**Data shown:**
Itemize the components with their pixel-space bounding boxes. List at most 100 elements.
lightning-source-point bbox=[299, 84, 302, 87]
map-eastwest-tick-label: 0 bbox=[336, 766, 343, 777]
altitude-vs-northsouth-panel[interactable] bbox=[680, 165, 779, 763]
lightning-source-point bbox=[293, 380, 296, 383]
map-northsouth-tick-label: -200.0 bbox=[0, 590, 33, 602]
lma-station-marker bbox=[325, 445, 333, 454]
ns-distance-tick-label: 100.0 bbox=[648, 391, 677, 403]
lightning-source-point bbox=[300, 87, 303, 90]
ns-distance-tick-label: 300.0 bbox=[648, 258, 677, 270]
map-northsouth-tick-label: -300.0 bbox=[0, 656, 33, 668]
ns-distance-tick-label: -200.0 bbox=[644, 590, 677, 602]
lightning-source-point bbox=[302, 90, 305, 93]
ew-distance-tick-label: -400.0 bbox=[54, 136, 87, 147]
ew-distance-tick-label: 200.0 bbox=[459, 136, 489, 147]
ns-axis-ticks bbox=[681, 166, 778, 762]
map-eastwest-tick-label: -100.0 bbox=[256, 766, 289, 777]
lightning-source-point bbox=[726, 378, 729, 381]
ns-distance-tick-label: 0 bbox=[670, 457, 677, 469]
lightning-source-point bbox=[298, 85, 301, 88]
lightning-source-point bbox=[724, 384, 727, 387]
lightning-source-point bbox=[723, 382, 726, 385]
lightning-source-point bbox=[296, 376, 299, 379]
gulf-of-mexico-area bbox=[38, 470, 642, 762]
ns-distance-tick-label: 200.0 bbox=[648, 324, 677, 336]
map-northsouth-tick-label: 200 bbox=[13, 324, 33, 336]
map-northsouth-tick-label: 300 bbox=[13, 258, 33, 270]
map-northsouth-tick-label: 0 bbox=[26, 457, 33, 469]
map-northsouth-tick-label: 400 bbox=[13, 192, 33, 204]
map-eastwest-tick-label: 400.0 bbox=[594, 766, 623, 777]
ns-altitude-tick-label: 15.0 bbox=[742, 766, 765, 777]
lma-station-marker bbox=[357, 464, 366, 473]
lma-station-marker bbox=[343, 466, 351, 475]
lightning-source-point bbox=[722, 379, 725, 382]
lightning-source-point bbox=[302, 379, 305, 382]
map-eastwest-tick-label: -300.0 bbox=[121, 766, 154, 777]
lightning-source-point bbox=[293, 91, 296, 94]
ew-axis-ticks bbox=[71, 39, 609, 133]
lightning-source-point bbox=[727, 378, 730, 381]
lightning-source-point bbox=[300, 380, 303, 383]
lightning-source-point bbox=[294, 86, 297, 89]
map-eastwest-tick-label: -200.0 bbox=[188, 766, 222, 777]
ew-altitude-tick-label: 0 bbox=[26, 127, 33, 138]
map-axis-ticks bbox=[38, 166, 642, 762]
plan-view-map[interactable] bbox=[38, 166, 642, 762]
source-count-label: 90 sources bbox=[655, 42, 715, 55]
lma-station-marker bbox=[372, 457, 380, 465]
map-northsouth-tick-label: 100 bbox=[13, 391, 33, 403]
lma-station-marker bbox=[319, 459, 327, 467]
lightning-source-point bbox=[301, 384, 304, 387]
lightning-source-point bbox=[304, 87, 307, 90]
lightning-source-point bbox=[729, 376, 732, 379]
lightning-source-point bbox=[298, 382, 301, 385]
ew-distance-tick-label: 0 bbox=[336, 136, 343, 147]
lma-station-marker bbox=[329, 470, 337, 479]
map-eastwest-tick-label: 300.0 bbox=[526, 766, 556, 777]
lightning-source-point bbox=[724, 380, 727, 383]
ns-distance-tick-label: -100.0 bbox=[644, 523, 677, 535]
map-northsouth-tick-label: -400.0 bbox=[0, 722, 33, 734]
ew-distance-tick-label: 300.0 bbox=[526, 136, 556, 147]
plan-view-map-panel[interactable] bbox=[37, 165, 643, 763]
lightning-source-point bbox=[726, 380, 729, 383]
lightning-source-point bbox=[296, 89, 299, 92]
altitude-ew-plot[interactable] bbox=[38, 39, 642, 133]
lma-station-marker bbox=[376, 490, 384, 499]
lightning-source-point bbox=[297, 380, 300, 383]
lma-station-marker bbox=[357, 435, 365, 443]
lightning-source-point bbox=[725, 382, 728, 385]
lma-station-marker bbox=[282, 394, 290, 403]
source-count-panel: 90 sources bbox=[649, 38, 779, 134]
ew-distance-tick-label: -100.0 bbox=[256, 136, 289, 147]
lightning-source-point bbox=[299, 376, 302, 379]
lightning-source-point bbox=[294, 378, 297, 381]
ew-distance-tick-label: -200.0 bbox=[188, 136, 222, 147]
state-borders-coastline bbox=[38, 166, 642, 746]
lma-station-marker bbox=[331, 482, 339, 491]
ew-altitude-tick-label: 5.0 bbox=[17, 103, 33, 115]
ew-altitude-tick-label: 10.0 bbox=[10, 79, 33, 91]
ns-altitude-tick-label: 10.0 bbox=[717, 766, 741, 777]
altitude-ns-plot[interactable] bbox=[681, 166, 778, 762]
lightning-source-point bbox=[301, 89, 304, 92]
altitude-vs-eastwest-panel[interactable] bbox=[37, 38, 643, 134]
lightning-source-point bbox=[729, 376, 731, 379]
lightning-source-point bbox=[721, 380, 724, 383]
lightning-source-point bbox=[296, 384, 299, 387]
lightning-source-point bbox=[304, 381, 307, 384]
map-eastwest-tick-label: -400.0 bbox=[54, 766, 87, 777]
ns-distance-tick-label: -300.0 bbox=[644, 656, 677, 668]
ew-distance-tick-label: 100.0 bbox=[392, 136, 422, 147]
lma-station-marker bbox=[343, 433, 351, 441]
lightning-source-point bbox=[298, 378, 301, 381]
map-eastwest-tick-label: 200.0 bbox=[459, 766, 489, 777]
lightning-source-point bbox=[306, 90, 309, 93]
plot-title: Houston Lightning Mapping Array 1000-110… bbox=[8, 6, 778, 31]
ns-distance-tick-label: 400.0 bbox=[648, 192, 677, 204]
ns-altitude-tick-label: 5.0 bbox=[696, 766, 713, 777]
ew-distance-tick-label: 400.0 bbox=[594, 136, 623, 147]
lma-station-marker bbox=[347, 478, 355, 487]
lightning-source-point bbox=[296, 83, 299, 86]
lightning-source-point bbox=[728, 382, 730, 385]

...

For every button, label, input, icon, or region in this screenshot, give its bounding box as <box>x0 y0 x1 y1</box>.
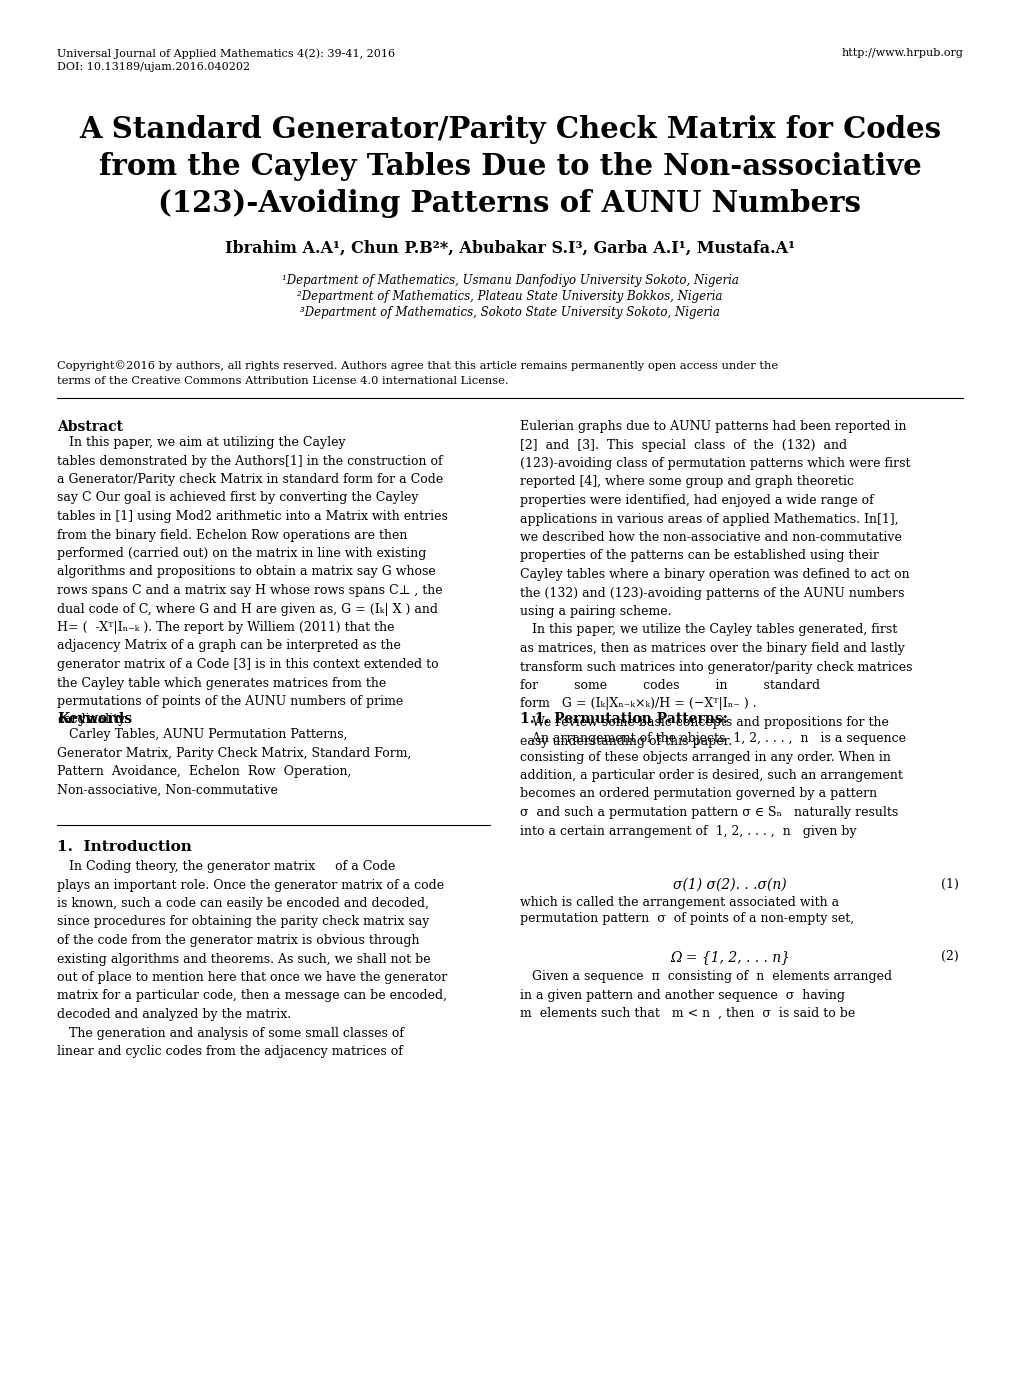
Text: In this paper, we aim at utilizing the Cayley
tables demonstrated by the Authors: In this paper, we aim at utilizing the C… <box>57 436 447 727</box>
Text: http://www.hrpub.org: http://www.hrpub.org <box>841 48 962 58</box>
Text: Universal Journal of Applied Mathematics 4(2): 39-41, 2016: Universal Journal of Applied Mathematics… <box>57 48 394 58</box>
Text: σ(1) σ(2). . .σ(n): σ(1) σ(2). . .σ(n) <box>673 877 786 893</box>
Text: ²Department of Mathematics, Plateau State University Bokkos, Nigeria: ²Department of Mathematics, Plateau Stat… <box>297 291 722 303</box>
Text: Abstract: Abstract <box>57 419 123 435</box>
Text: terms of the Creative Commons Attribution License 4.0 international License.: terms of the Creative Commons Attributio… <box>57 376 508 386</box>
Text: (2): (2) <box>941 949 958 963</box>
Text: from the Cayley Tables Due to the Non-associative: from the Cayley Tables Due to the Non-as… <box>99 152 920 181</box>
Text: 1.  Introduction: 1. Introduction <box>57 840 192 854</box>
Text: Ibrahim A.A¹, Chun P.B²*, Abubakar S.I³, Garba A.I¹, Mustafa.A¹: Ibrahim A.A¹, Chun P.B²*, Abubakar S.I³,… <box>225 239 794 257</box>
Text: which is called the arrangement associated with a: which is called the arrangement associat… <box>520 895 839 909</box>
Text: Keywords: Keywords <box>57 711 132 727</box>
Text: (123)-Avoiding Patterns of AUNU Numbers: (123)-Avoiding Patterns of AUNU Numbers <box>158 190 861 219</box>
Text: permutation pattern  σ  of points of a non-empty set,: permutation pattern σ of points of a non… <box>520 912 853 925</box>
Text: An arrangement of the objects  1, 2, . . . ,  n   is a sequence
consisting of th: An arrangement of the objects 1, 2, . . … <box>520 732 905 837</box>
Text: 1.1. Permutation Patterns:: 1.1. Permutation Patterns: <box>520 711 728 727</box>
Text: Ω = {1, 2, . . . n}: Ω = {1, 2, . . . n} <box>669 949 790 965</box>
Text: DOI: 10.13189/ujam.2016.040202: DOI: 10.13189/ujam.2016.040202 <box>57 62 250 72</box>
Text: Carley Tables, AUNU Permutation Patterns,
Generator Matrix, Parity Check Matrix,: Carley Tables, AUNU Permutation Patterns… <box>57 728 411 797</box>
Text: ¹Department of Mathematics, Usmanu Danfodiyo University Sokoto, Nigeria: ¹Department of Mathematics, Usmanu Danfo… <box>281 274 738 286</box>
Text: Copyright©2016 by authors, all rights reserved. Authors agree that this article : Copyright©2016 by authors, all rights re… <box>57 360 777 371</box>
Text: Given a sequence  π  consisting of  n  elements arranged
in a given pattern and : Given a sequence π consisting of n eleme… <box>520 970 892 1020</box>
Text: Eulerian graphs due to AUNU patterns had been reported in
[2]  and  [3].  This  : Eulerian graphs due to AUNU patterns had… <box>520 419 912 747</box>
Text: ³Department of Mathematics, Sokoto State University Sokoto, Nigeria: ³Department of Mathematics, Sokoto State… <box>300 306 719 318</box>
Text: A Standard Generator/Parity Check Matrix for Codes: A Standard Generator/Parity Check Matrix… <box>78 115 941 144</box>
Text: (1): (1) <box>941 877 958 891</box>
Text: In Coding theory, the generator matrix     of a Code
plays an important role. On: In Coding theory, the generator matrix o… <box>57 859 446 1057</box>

...

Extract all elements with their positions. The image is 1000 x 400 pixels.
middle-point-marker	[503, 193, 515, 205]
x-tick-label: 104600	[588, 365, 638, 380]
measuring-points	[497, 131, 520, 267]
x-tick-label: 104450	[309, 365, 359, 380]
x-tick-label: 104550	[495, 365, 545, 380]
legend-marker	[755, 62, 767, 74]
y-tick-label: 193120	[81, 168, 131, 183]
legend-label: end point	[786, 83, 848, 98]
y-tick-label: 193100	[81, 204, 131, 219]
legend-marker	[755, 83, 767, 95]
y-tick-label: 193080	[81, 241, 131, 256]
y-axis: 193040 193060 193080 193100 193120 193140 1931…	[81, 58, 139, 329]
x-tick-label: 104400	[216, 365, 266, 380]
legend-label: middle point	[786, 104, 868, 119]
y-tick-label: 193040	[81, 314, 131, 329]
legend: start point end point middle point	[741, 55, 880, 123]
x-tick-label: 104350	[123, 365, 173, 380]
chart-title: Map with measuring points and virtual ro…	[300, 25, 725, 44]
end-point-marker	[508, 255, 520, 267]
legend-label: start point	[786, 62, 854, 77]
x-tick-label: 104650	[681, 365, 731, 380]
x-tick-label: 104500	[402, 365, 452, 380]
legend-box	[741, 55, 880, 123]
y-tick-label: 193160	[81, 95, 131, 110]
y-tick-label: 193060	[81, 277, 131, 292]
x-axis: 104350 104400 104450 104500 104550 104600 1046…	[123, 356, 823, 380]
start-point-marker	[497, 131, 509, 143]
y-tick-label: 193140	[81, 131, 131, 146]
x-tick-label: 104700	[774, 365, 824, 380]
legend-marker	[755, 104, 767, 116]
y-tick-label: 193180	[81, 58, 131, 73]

**Exercise description:**
Take the part that opens with the line containing "Text: In this" and closes with the line containing "Text: ²Department of", and replace "Mathematics" with "Mathematical Sciences". Give only those lines, otherwise unchanged.

**Solution below:**
Text: In this paper, we aim at utilizing the Cayley
tables demonstrated by the Authors: In this paper, we aim at utilizing the C… <box>57 436 447 727</box>
Text: http://www.hrpub.org: http://www.hrpub.org <box>841 48 962 58</box>
Text: Universal Journal of Applied Mathematical Sciences 4(2): 39-41, 2016: Universal Journal of Applied Mathematical Sciences… <box>57 48 394 58</box>
Text: σ(1) σ(2). . .σ(n): σ(1) σ(2). . .σ(n) <box>673 877 786 893</box>
Text: ²Department of Mathematical Sciences, Plateau State University Bokkos, Nigeria: ²Department of Mathematical Sciences, Plateau Stat… <box>297 291 722 303</box>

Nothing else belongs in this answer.